* _Information given_
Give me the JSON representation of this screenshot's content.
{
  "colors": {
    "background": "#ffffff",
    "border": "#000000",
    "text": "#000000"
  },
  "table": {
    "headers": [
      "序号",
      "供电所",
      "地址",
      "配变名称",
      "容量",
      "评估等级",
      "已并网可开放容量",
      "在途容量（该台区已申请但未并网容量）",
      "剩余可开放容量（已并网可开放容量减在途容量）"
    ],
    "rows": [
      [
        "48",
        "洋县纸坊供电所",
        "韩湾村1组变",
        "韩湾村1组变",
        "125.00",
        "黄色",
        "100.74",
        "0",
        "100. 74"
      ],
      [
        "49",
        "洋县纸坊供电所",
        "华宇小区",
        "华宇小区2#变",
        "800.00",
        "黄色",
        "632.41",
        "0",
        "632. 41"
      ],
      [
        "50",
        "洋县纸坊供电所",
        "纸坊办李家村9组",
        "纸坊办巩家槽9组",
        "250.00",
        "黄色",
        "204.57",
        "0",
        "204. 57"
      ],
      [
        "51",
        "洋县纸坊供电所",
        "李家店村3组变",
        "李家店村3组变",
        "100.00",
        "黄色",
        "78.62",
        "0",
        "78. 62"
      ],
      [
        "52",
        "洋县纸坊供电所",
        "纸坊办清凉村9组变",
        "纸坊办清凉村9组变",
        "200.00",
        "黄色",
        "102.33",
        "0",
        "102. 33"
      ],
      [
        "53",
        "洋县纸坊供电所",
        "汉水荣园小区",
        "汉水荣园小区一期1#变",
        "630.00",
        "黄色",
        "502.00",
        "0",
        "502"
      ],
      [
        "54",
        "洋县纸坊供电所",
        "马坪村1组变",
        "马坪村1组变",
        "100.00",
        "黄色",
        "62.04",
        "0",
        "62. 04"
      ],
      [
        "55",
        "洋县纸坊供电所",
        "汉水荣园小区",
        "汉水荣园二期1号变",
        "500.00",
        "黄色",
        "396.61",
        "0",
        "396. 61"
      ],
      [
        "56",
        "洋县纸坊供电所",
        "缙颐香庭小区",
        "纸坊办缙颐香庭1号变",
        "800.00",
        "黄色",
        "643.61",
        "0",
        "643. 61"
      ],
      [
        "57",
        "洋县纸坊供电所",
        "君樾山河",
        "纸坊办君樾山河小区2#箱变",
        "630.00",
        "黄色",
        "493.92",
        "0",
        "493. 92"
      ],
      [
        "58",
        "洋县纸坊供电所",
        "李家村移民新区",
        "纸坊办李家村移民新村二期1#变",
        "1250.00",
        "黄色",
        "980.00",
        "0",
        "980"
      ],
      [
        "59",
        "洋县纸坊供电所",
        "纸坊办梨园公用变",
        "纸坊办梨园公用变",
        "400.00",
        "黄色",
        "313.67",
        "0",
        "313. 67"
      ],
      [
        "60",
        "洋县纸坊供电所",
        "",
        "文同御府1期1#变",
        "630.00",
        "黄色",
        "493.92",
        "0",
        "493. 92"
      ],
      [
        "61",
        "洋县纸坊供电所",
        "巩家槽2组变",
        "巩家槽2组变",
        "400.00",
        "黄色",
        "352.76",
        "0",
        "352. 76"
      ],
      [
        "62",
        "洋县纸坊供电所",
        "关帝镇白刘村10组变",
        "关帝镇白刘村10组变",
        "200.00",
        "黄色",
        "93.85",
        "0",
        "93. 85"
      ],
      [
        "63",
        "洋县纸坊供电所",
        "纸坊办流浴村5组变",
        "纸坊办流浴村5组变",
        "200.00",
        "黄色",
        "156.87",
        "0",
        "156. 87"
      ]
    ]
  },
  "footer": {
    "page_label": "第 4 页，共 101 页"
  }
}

* _What to work on_
Transcribe the material exactly as it reads.

* _Solution to this task_
Give me the JSON representation of this screenshot's content.
{
  "colors": {
    "background": "#ffffff",
    "border": "#000000",
    "text": "#000000"
  },
  "table": {
    "headers": [
      "序号",
      "供电所",
      "地址",
      "配变名称",
      "容量",
      "评估等级",
      "已并网可开放容量",
      "在途容量（该台区已申请但未并网容量）",
      "剩余可开放容量（已并网可开放容量减在途容量）"
    ],
    "rows": [
      [
        "48",
        "洋县纸坊供电所",
        "韩湾村1组变",
        "韩湾村1组变",
        "125.00",
        "黄色",
        "100.74",
        "0",
        "100. 74"
      ],
      [
        "49",
        "洋县纸坊供电所",
        "华宇小区",
        "华宇小区2#变",
        "800.00",
        "黄色",
        "632.41",
        "0",
        "632. 41"
      ],
      [
        "50",
        "洋县纸坊供电所",
        "纸坊办李家村9组",
        "纸坊办巩家槽9组",
        "250.00",
        "黄色",
        "204.57",
        "0",
        "204. 57"
      ],
      [
        "51",
        "洋县纸坊供电所",
        "李家店村3组变",
        "李家店村3组变",
        "100.00",
        "黄色",
        "78.62",
        "0",
        "78. 62"
      ],
      [
        "52",
        "洋县纸坊供电所",
        "纸坊办清凉村9组变",
        "纸坊办清凉村9组变",
        "200.00",
        "黄色",
        "102.33",
        "0",
        "102. 33"
      ],
      [
        "53",
        "洋县纸坊供电所",
        "汉水荣园小区",
        "汉水荣园小区一期1#变",
        "630.00",
        "黄色",
        "502.00",
        "0",
        "502"
      ],
      [
        "54",
        "洋县纸坊供电所",
        "马坪村1组变",
        "马坪村1组变",
        "100.00",
        "黄色",
        "62.04",
        "0",
        "62. 04"
      ],
      [
        "55",
        "洋县纸坊供电所",
        "汉水荣园小区",
        "汉水荣园二期1号变",
        "500.00",
        "黄色",
        "396.61",
        "0",
        "396. 61"
      ],
      [
        "56",
        "洋县纸坊供电所",
        "缙颐香庭小区",
        "纸坊办缙颐香庭1号变",
        "800.00",
        "黄色",
        "643.61",
        "0",
        "643. 61"
      ],
      [
        "57",
        "洋县纸坊供电所",
        "君樾山河",
        "纸坊办君樾山河小区2#箱变",
        "630.00",
        "黄色",
        "493.92",
        "0",
        "493. 92"
      ],
      [
        "58",
        "洋县纸坊供电所",
        "李家村移民新区",
        "纸坊办李家村移民新村二期1#变",
        "1250.00",
        "黄色",
        "980.00",
        "0",
        "980"
      ],
      [
        "59",
        "洋县纸坊供电所",
        "纸坊办梨园公用变",
        "纸坊办梨园公用变",
        "400.00",
        "黄色",
        "313.67",
        "0",
        "313. 67"
      ],
      [
        "60",
        "洋县纸坊供电所",
        "",
        "文同御府1期1#变",
        "630.00",
        "黄色",
        "493.92",
        "0",
        "493. 92"
      ],
      [
        "61",
        "洋县纸坊供电所",
        "巩家槽2组变",
        "巩家槽2组变",
        "400.00",
        "黄色",
        "352.76",
        "0",
        "352. 76"
      ],
      [
        "62",
        "洋县纸坊供电所",
        "关帝镇白刘村10组变",
        "关帝镇白刘村10组变",
        "200.00",
        "黄色",
        "93.85",
        "0",
        "93. 85"
      ],
      [
        "63",
        "洋县纸坊供电所",
        "纸坊办流浴村5组变",
        "纸坊办流浴村5组变",
        "200.00",
        "黄色",
        "156.87",
        "0",
        "156. 87"
      ]
    ]
  },
  "footer": {
    "page_label": "第 4 页，共 101 页"
  }
}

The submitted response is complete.